↓

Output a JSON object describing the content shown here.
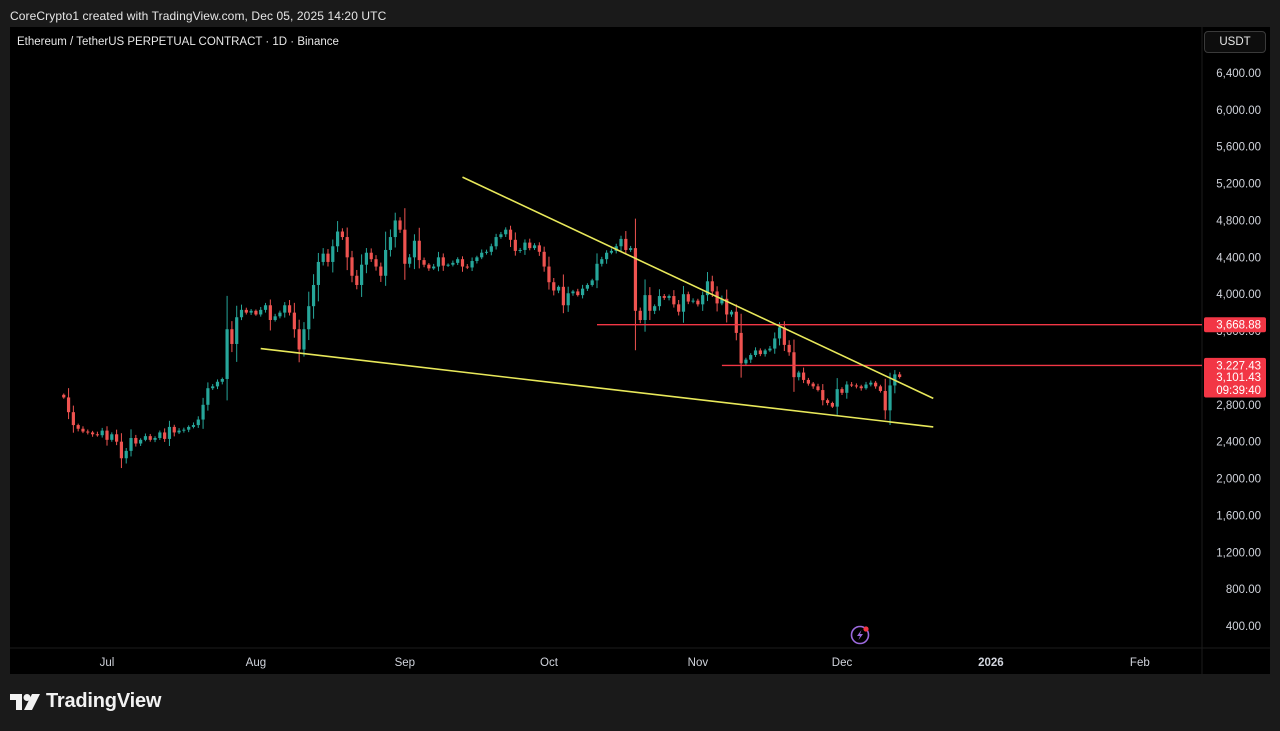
{
  "header": {
    "credit": "CoreCrypto1 created with TradingView.com, Dec 05, 2025 14:20 UTC"
  },
  "symbol": {
    "title": "Ethereum / TetherUS PERPETUAL CONTRACT · 1D · Binance"
  },
  "currency": "USDT",
  "footer": {
    "brand": "TradingView"
  },
  "colors": {
    "background": "#000000",
    "up": "#26a69a",
    "down": "#ef5350",
    "trendline": "#e8e85a",
    "level": "#f23645",
    "price_tag": "#f23645",
    "axis_text": "#d1d4dc"
  },
  "chart_data": {
    "type": "candlestick",
    "timeframe": "1D",
    "ylim": [
      150,
      6800
    ],
    "y_ticks": [
      "6,400.00",
      "6,000.00",
      "5,600.00",
      "5,200.00",
      "4,800.00",
      "4,400.00",
      "4,000.00",
      "3,600.00",
      "3,200.00",
      "2,800.00",
      "2,400.00",
      "2,000.00",
      "1,600.00",
      "1,200.00",
      "800.00",
      "400.00"
    ],
    "x_ticks": [
      {
        "label": "Jul",
        "bold": false
      },
      {
        "label": "Aug",
        "bold": false
      },
      {
        "label": "Sep",
        "bold": false
      },
      {
        "label": "Oct",
        "bold": false
      },
      {
        "label": "Nov",
        "bold": false
      },
      {
        "label": "Dec",
        "bold": false
      },
      {
        "label": "2026",
        "bold": true
      },
      {
        "label": "Feb",
        "bold": false
      }
    ],
    "price_tags": [
      {
        "label": "3,668.88",
        "value": 3668.88
      },
      {
        "label": "3,227.43",
        "value": 3227.43
      },
      {
        "label": "3,101.43",
        "value": 3101.43,
        "sub": "09:39:40"
      }
    ],
    "series": [
      {
        "name": "ETHUSDT",
        "start_date": "2025-06-22",
        "closes": [
          2880,
          2720,
          2580,
          2540,
          2510,
          2500,
          2480,
          2470,
          2520,
          2420,
          2480,
          2400,
          2220,
          2300,
          2440,
          2380,
          2420,
          2460,
          2420,
          2440,
          2500,
          2430,
          2560,
          2500,
          2520,
          2530,
          2560,
          2580,
          2640,
          2800,
          2980,
          3000,
          3050,
          3080,
          3620,
          3460,
          3750,
          3830,
          3800,
          3820,
          3780,
          3830,
          3880,
          3720,
          3760,
          3800,
          3880,
          3800,
          3620,
          3400,
          3620,
          3870,
          4100,
          4350,
          4440,
          4350,
          4520,
          4680,
          4620,
          4400,
          4200,
          4100,
          4320,
          4450,
          4380,
          4300,
          4200,
          4480,
          4620,
          4800,
          4700,
          4330,
          4400,
          4580,
          4370,
          4320,
          4280,
          4300,
          4400,
          4310,
          4320,
          4340,
          4380,
          4300,
          4290,
          4360,
          4400,
          4450,
          4460,
          4520,
          4620,
          4650,
          4700,
          4590,
          4470,
          4480,
          4560,
          4500,
          4530,
          4460,
          4300,
          4130,
          4040,
          4080,
          3880,
          4010,
          4030,
          3990,
          4060,
          4100,
          4150,
          4330,
          4380,
          4450,
          4470,
          4520,
          4600,
          4480,
          4500,
          3820,
          3720,
          3990,
          3820,
          3870,
          3980,
          3960,
          3980,
          3890,
          3810,
          4000,
          3920,
          3930,
          3890,
          3990,
          4140,
          4030,
          3900,
          3950,
          3780,
          3810,
          3580,
          3250,
          3290,
          3340,
          3390,
          3350,
          3390,
          3410,
          3520,
          3640,
          3450,
          3370,
          3100,
          3150,
          3070,
          3030,
          3000,
          2960,
          2850,
          2820,
          2780,
          2970,
          2930,
          3020,
          3010,
          3000,
          2980,
          3020,
          3040,
          3000,
          2950,
          2740,
          3010,
          3130,
          3101.43
        ]
      }
    ],
    "trendlines": [
      {
        "name": "descending-resistance",
        "start": {
          "date": "2025-09-13",
          "price": 5270
        },
        "end": {
          "date": "2025-12-20",
          "price": 2870
        }
      },
      {
        "name": "descending-support",
        "start": {
          "date": "2025-08-02",
          "price": 3410
        },
        "end": {
          "date": "2025-12-20",
          "price": 2560
        }
      }
    ],
    "horizontal_levels": [
      {
        "name": "resistance-3668",
        "price": 3668.88,
        "from_date": "2025-10-11"
      },
      {
        "name": "resistance-3227",
        "price": 3227.43,
        "from_date": "2025-11-06"
      }
    ],
    "grid": false,
    "legend": "none"
  }
}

↑

*THE EXERCISE:* Restate the data above word for word. Skip every picture.

*CORRECT OUTPUT:*
Output a JSON object describing the content shown here.
{
  "header": {
    "credit": "CoreCrypto1 created with TradingView.com, Dec 05, 2025 14:20 UTC"
  },
  "symbol": {
    "title": "Ethereum / TetherUS PERPETUAL CONTRACT · 1D · Binance"
  },
  "currency": "USDT",
  "footer": {
    "brand": "TradingView"
  },
  "colors": {
    "background": "#000000",
    "up": "#26a69a",
    "down": "#ef5350",
    "trendline": "#e8e85a",
    "level": "#f23645",
    "price_tag": "#f23645",
    "axis_text": "#d1d4dc"
  },
  "chart_data": {
    "type": "candlestick",
    "timeframe": "1D",
    "ylim": [
      150,
      6800
    ],
    "y_ticks": [
      "6,400.00",
      "6,000.00",
      "5,600.00",
      "5,200.00",
      "4,800.00",
      "4,400.00",
      "4,000.00",
      "3,600.00",
      "3,200.00",
      "2,800.00",
      "2,400.00",
      "2,000.00",
      "1,600.00",
      "1,200.00",
      "800.00",
      "400.00"
    ],
    "x_ticks": [
      {
        "label": "Jul",
        "bold": false
      },
      {
        "label": "Aug",
        "bold": false
      },
      {
        "label": "Sep",
        "bold": false
      },
      {
        "label": "Oct",
        "bold": false
      },
      {
        "label": "Nov",
        "bold": false
      },
      {
        "label": "Dec",
        "bold": false
      },
      {
        "label": "2026",
        "bold": true
      },
      {
        "label": "Feb",
        "bold": false
      }
    ],
    "price_tags": [
      {
        "label": "3,668.88",
        "value": 3668.88
      },
      {
        "label": "3,227.43",
        "value": 3227.43
      },
      {
        "label": "3,101.43",
        "value": 3101.43,
        "sub": "09:39:40"
      }
    ],
    "series": [
      {
        "name": "ETHUSDT",
        "start_date": "2025-06-22",
        "closes": [
          2880,
          2720,
          2580,
          2540,
          2510,
          2500,
          2480,
          2470,
          2520,
          2420,
          2480,
          2400,
          2220,
          2300,
          2440,
          2380,
          2420,
          2460,
          2420,
          2440,
          2500,
          2430,
          2560,
          2500,
          2520,
          2530,
          2560,
          2580,
          2640,
          2800,
          2980,
          3000,
          3050,
          3080,
          3620,
          3460,
          3750,
          3830,
          3800,
          3820,
          3780,
          3830,
          3880,
          3720,
          3760,
          3800,
          3880,
          3800,
          3620,
          3400,
          3620,
          3870,
          4100,
          4350,
          4440,
          4350,
          4520,
          4680,
          4620,
          4400,
          4200,
          4100,
          4320,
          4450,
          4380,
          4300,
          4200,
          4480,
          4620,
          4800,
          4700,
          4330,
          4400,
          4580,
          4370,
          4320,
          4280,
          4300,
          4400,
          4310,
          4320,
          4340,
          4380,
          4300,
          4290,
          4360,
          4400,
          4450,
          4460,
          4520,
          4620,
          4650,
          4700,
          4590,
          4470,
          4480,
          4560,
          4500,
          4530,
          4460,
          4300,
          4130,
          4040,
          4080,
          3880,
          4010,
          4030,
          3990,
          4060,
          4100,
          4150,
          4330,
          4380,
          4450,
          4470,
          4520,
          4600,
          4480,
          4500,
          3820,
          3720,
          3990,
          3820,
          3870,
          3980,
          3960,
          3980,
          3890,
          3810,
          4000,
          3920,
          3930,
          3890,
          3990,
          4140,
          4030,
          3900,
          3950,
          3780,
          3810,
          3580,
          3250,
          3290,
          3340,
          3390,
          3350,
          3390,
          3410,
          3520,
          3640,
          3450,
          3370,
          3100,
          3150,
          3070,
          3030,
          3000,
          2960,
          2850,
          2820,
          2780,
          2970,
          2930,
          3020,
          3010,
          3000,
          2980,
          3020,
          3040,
          3000,
          2950,
          2740,
          3010,
          3130,
          3101.43
        ]
      }
    ],
    "trendlines": [
      {
        "name": "descending-resistance",
        "start": {
          "date": "2025-09-13",
          "price": 5270
        },
        "end": {
          "date": "2025-12-20",
          "price": 2870
        }
      },
      {
        "name": "descending-support",
        "start": {
          "date": "2025-08-02",
          "price": 3410
        },
        "end": {
          "date": "2025-12-20",
          "price": 2560
        }
      }
    ],
    "horizontal_levels": [
      {
        "name": "resistance-3668",
        "price": 3668.88,
        "from_date": "2025-10-11"
      },
      {
        "name": "resistance-3227",
        "price": 3227.43,
        "from_date": "2025-11-06"
      }
    ],
    "grid": false,
    "legend": "none"
  }
}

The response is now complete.